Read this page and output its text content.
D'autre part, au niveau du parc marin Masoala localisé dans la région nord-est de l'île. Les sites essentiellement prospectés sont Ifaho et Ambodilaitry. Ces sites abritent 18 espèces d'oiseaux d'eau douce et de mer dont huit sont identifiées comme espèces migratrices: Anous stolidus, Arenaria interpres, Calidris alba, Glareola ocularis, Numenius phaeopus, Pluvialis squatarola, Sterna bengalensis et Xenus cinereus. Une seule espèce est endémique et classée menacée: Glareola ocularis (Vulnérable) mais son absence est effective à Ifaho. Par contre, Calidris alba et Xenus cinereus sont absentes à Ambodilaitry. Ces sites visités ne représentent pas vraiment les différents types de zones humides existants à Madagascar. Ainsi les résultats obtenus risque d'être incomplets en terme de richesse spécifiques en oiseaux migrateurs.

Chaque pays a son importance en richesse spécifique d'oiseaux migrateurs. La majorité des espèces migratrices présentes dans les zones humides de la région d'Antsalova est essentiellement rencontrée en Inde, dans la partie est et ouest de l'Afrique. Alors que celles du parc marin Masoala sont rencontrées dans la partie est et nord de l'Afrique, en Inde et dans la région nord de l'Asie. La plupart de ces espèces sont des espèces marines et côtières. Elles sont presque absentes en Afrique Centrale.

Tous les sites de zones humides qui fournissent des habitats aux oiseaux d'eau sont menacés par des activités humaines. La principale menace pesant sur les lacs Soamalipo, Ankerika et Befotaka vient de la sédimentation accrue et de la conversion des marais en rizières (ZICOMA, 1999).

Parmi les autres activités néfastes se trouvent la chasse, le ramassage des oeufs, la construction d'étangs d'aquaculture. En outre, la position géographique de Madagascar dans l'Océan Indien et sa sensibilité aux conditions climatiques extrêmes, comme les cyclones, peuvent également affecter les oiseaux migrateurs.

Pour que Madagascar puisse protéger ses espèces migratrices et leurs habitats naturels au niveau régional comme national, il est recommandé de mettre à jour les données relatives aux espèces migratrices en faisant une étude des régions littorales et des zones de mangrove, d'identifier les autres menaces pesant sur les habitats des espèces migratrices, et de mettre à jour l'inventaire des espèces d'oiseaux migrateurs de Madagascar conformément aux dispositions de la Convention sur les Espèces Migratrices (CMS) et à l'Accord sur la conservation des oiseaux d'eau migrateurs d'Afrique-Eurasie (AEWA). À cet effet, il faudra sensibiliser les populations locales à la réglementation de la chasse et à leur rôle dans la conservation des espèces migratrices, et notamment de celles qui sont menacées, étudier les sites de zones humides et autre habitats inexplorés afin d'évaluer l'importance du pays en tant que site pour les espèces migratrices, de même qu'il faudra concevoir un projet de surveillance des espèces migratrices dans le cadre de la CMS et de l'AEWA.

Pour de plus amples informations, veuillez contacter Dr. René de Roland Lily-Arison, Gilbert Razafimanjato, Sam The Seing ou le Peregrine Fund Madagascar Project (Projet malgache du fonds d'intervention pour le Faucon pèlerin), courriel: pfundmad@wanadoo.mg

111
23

Written task
Pick out the lines that have the word "celles". Copy them all.

Full response
Chaque pays a son importance en richesse spécifique d'oiseaux migrateurs. La majorité des espèces migratrices présentes dans les zones humides de la région d'Antsalova est essentiellement rencontrée en Inde, dans la partie est et ouest de l'Afrique. Alors que celles du parc marin Masoala sont rencontrées dans la partie est et nord de l'Afrique, en Inde et dans la région nord de l'Asie. La plupart de ces espèces sont des espèces marines et côtières. Elles sont presque absentes en Afrique Centrale.
Pour que Madagascar puisse protéger ses espèces migratrices et leurs habitats naturels au niveau régional comme national, il est recommandé de mettre à jour les données relatives aux espèces migratrices en faisant une étude des régions littorales et des zones de mangrove, d'identifier les autres menaces pesant sur les habitats des espèces migratrices, et de mettre à jour l'inventaire des espèces d'oiseaux migrateurs de Madagascar conformément aux dispositions de la Convention sur les Espèces Migratrices (CMS) et à l'Accord sur la conservation des oiseaux d'eau migrateurs d'Afrique-Eurasie (AEWA). À cet effet, il faudra sensibiliser les populations locales à la réglementation de la chasse et à leur rôle dans la conservation des espèces migratrices, et notamment de celles qui sont menacées, étudier les sites de zones humides et autre habitats inexplorés afin d'évaluer l'importance du pays en tant que site pour les espèces migratrices, de même qu'il faudra concevoir un projet de surveillance des espèces migratrices dans le cadre de la CMS et de l'AEWA.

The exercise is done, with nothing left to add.